■ Given data
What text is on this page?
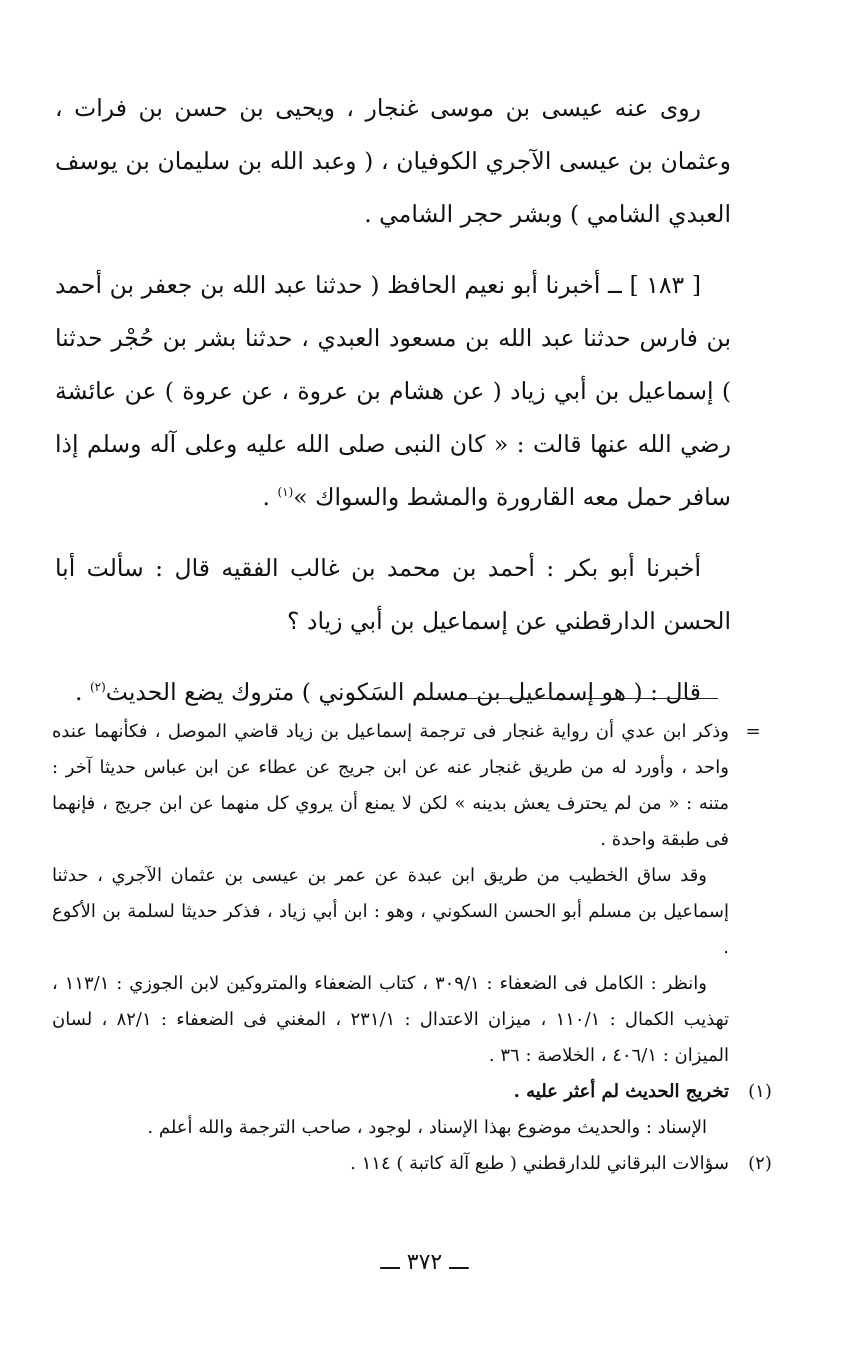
روى عنه عيسى بن موسى غنجار ، ويحيى بن حسن بن فرات ، وعثمان بن عيسى الآجري الكوفيان ، ( وعبد الله بن سليمان بن يوسف العبدي الشامي ) وبشر حجر الشامي .

[ ١٨٣ ] ــ أخبرنا أبو نعيم الحافظ ( حدثنا عبد الله بن جعفر بن أحمد بن فارس حدثنا عبد الله بن مسعود العبدي ، حدثنا بشر بن حُجْر حدثنا ) إسماعيل بن أبي زياد ( عن هشام بن عروة ، عن عروة ) عن عائشة رضي الله عنها قالت : « كان النبى صلى الله عليه وعلى آله وسلم إذا سافر حمل معه القارورة والمشط والسواك »$^{(١)}$ .

أخبرنا أبو بكر : أحمد بن محمد بن غالب الفقيه قال : سألت أبا الحسن الدارقطني عن إسماعيل بن أبي زياد ؟

قال : ( هو إسماعيل بن مسلم السَكوني ) متروك يضع الحديث$^{(٢)}$ .

=

وذكر ابن عدي أن رواية غنجار فى ترجمة إسماعيل بن زياد قاضي الموصل ، فكأنهما عنده واحد ، وأورد له من طريق غنجار عنه عن ابن جريج عن عطاء عن ابن عباس حديثا آخر : متنه : « من لم يحترف يعش بدينه » لكن لا يمنع أن يروي كل منهما عن ابن جريج ، فإنهما فى طبقة واحدة .

وقد ساق الخطيب من طريق ابن عبدة عن عمر بن عيسى بن عثمان الآجري ، حدثنا إسماعيل بن مسلم أبو الحسن السكوني ، وهو : ابن أبي زياد ، فذكر حديثا لسلمة بن الأكوع .

وانظر : الكامل فى الضعفاء : ٣٠٩/١ ، كتاب الضعفاء والمتروكين لابن الجوزي : ١١٣/١ ، تهذيب الكمال : ١١٠/١ ، ميزان الاعتدال : ٢٣١/١ ، المغني فى الضعفاء : ٨٢/١ ، لسان الميزان : ٤٠٦/١ ، الخلاصة : ٣٦ .

(١)

تخريج الحديث لم أعثر عليه .

الإسناد : والحديث موضوع بهذا الإسناد ، لوجود ، صاحب الترجمة والله أعلم .

(٢)

سؤالات البرقاني للدارقطني ( طبع آلة كاتبة ) ١١٤ .

ـــ ٣٧٢ ـــ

■ Task description
Return the full material word for word. Do not include the pictures.

■ Result
What text is on this page?
روى عنه عيسى بن موسى غنجار ، ويحيى بن حسن بن فرات ، وعثمان بن عيسى الآجري الكوفيان ، ( وعبد الله بن سليمان بن يوسف العبدي الشامي ) وبشر حجر الشامي .

[ ١٨٣ ] ــ أخبرنا أبو نعيم الحافظ ( حدثنا عبد الله بن جعفر بن أحمد بن فارس حدثنا عبد الله بن مسعود العبدي ، حدثنا بشر بن حُجْر حدثنا ) إسماعيل بن أبي زياد ( عن هشام بن عروة ، عن عروة ) عن عائشة رضي الله عنها قالت : « كان النبى صلى الله عليه وعلى آله وسلم إذا سافر حمل معه القارورة والمشط والسواك »$^{(١)}$ .

أخبرنا أبو بكر : أحمد بن محمد بن غالب الفقيه قال : سألت أبا الحسن الدارقطني عن إسماعيل بن أبي زياد ؟

قال : ( هو إسماعيل بن مسلم السَكوني ) متروك يضع الحديث$^{(٢)}$ .

=

وذكر ابن عدي أن رواية غنجار فى ترجمة إسماعيل بن زياد قاضي الموصل ، فكأنهما عنده واحد ، وأورد له من طريق غنجار عنه عن ابن جريج عن عطاء عن ابن عباس حديثا آخر : متنه : « من لم يحترف يعش بدينه » لكن لا يمنع أن يروي كل منهما عن ابن جريج ، فإنهما فى طبقة واحدة .

وقد ساق الخطيب من طريق ابن عبدة عن عمر بن عيسى بن عثمان الآجري ، حدثنا إسماعيل بن مسلم أبو الحسن السكوني ، وهو : ابن أبي زياد ، فذكر حديثا لسلمة بن الأكوع .

وانظر : الكامل فى الضعفاء : ٣٠٩/١ ، كتاب الضعفاء والمتروكين لابن الجوزي : ١١٣/١ ، تهذيب الكمال : ١١٠/١ ، ميزان الاعتدال : ٢٣١/١ ، المغني فى الضعفاء : ٨٢/١ ، لسان الميزان : ٤٠٦/١ ، الخلاصة : ٣٦ .

(١)

تخريج الحديث لم أعثر عليه .

الإسناد : والحديث موضوع بهذا الإسناد ، لوجود ، صاحب الترجمة والله أعلم .

(٢)

سؤالات البرقاني للدارقطني ( طبع آلة كاتبة ) ١١٤ .

ـــ ٣٧٢ ـــ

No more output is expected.